--- START OF Items ---

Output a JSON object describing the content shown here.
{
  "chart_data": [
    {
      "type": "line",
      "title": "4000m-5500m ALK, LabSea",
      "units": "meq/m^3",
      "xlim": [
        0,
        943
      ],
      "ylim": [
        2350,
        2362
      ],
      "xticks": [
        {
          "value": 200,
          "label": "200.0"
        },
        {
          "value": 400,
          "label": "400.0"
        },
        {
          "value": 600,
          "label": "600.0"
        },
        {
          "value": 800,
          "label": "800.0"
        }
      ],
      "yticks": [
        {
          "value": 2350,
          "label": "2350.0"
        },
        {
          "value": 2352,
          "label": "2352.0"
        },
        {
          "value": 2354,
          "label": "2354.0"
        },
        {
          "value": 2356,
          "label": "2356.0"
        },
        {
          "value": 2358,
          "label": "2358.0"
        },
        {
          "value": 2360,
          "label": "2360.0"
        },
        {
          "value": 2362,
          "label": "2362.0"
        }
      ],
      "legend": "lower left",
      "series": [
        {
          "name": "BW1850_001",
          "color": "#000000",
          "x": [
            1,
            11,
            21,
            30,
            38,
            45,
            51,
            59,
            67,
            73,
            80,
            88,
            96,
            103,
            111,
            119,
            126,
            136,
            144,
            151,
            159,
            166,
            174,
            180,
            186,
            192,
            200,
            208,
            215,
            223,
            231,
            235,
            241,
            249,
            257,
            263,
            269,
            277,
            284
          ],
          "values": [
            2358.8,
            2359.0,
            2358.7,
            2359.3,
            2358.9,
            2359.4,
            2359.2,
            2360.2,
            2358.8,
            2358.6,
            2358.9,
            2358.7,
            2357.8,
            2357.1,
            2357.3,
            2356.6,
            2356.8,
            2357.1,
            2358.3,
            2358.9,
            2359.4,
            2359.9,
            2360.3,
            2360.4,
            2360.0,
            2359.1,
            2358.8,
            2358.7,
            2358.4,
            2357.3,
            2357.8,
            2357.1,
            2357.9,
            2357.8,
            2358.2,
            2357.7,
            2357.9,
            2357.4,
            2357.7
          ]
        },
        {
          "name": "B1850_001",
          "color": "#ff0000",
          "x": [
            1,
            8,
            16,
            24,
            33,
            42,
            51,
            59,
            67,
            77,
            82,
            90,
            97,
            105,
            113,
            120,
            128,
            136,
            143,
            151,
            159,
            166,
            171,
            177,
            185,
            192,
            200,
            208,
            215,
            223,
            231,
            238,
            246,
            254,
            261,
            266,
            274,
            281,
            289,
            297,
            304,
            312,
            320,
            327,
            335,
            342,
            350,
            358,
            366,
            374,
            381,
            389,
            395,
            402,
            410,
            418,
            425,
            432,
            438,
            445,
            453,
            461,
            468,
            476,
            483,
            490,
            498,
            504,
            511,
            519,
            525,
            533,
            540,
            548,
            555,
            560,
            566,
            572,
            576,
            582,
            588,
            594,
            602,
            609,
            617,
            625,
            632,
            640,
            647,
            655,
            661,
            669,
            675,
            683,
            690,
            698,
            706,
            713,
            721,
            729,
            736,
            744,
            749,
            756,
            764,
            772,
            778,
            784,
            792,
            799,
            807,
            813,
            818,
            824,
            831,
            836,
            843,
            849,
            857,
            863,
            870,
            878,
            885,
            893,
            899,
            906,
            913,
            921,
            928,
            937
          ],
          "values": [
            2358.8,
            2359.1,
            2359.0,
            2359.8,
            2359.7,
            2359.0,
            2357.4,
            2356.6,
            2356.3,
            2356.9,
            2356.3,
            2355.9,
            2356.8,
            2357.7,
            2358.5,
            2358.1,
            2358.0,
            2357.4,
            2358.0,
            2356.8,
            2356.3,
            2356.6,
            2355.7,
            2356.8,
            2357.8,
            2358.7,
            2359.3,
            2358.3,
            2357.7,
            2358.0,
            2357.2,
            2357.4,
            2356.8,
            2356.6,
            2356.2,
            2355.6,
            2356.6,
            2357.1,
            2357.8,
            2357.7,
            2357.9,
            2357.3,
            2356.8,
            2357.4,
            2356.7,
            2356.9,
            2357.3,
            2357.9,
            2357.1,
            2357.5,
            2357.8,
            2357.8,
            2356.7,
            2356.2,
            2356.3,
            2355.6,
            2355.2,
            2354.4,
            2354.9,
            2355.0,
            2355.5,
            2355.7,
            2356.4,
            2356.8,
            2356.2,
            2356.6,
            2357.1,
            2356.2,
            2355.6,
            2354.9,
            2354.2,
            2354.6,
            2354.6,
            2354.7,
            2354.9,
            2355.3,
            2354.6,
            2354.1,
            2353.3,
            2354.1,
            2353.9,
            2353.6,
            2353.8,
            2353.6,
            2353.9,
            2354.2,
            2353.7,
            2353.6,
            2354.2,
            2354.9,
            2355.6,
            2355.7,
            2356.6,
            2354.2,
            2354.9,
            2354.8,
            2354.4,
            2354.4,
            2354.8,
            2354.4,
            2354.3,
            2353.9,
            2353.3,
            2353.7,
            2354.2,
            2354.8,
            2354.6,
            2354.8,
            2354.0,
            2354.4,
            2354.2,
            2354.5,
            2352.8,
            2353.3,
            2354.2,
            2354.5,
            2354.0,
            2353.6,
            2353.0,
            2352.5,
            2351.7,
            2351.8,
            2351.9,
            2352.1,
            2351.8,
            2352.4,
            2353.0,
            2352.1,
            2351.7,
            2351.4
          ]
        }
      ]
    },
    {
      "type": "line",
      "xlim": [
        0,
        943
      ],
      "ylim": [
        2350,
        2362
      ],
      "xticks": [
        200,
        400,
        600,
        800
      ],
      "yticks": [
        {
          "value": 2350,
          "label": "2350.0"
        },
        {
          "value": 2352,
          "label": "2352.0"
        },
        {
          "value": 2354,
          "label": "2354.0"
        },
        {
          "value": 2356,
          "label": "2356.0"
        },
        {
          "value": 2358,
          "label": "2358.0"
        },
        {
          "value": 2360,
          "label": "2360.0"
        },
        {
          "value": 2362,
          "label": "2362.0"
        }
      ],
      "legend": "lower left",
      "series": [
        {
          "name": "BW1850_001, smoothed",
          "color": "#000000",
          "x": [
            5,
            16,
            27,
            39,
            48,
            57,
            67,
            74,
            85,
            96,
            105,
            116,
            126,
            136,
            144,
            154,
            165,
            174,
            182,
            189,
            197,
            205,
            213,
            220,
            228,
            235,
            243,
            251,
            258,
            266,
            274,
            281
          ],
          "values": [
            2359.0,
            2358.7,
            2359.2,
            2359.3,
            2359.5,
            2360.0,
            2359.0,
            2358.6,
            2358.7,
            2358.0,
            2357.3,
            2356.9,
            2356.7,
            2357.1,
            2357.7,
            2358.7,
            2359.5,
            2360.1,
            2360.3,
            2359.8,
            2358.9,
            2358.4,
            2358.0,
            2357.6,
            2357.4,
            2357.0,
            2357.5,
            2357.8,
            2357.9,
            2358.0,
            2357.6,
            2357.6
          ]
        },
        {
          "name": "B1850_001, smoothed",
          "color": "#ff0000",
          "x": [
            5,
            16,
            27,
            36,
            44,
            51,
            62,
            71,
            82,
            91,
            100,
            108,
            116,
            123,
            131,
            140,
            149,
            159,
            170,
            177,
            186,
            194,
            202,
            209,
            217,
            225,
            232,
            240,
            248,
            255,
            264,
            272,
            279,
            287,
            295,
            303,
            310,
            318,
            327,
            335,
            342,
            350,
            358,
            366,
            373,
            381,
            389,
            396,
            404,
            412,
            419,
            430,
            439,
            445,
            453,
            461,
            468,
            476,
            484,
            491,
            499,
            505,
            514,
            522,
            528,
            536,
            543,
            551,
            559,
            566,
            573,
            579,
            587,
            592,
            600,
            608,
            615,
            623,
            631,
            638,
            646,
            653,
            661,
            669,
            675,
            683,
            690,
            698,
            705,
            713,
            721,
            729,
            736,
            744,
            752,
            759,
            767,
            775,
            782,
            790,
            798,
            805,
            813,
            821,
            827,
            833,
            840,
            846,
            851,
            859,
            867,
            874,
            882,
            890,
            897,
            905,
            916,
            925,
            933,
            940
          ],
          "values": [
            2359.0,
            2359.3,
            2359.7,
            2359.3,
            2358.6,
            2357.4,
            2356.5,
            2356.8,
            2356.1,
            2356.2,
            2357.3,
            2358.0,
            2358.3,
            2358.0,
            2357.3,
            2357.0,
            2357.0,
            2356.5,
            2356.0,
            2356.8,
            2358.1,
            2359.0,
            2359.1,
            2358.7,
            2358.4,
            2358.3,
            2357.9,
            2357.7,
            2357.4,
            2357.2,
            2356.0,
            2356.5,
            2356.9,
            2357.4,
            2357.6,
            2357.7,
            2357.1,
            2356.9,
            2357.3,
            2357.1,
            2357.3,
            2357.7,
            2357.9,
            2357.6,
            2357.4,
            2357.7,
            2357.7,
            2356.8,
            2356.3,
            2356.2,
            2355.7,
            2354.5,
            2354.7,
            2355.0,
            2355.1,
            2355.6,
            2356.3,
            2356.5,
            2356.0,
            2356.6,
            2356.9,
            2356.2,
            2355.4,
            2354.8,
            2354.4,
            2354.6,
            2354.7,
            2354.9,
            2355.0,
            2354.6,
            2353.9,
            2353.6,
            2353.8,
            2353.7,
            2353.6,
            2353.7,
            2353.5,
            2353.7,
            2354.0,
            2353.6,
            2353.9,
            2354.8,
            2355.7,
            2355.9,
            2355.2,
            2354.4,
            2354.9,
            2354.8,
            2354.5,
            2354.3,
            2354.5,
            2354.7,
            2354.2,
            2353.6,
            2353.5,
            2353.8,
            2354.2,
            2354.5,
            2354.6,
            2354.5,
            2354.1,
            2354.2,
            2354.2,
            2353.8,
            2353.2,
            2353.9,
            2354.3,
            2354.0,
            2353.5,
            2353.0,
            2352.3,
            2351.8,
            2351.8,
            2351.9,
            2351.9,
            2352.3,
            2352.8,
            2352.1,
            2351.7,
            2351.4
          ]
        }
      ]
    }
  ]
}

--- END OF Items ---

Your instructions
The lines to collect are those holding the string "name"; copy them all.

Exercise answer
          "name": "BW1850_001",
          "name": "B1850_001",
          "name": "BW1850_001, smoothed",
          "name": "B1850_001, smoothed",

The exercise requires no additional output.